#### WRITTEN EXERCISE
Where the data below has the string "在事故应急现场指挥部的统一组织下", return the whole line.

(Collected data)
= = = =
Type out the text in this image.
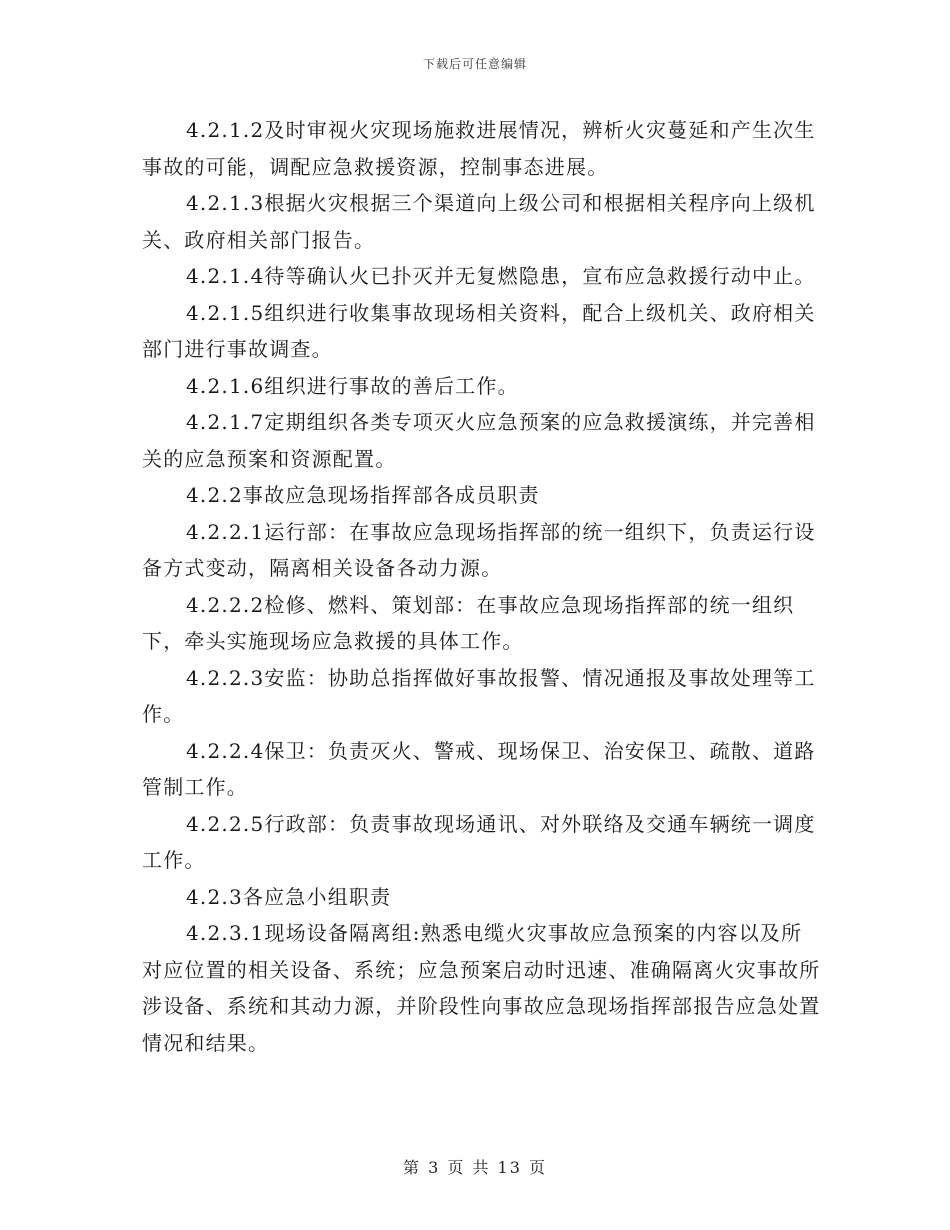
下载后可任意编辑

4.2.1.2及时审视火灾现场施救进展情况，辨析火灾蔓延和产生次生事故的可能，调配应急救援资源，控制事态进展。

4.2.1.3根据火灾根据三个渠道向上级公司和根据相关程序向上级机关、政府相关部门报告。

4.2.1.4待等确认火已扑灭并无复燃隐患，宣布应急救援行动中止。

4.2.1.5组织进行收集事故现场相关资料，配合上级机关、政府相关部门进行事故调查。

4.2.1.6组织进行事故的善后工作。

4.2.1.7定期组织各类专项灭火应急预案的应急救援演练，并完善相关的应急预案和资源配置。

4.2.2事故应急现场指挥部各成员职责

4.2.2.1运行部：在事故应急现场指挥部的统一组织下，负责运行设备方式变动，隔离相关设备各动力源。

4.2.2.2检修、燃料、策划部：在事故应急现场指挥部的统一组织下，牵头实施现场应急救援的具体工作。

4.2.2.3安监：协助总指挥做好事故报警、情况通报及事故处理等工作。

4.2.2.4保卫：负责灭火、警戒、现场保卫、治安保卫、疏散、道路管制工作。

4.2.2.5行政部：负责事故现场通讯、对外联络及交通车辆统一调度工作。

4.2.3各应急小组职责

4.2.3.1现场设备隔离组:熟悉电缆火灾事故应急预案的内容以及所对应位置的相关设备、系统；应急预案启动时迅速、准确隔离火灾事故所涉设备、系统和其动力源，并阶段性向事故应急现场指挥部报告应急处置情况和结果。

第 3 页 共 13 页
= = = =
#### TASK ANSWER
4.2.2.1运行部：在事故应急现场指挥部的统一组织下，负责运行设备方式变动，隔离相关设备各动力源。
4.2.2.2检修、燃料、策划部：在事故应急现场指挥部的统一组织下，牵头实施现场应急救援的具体工作。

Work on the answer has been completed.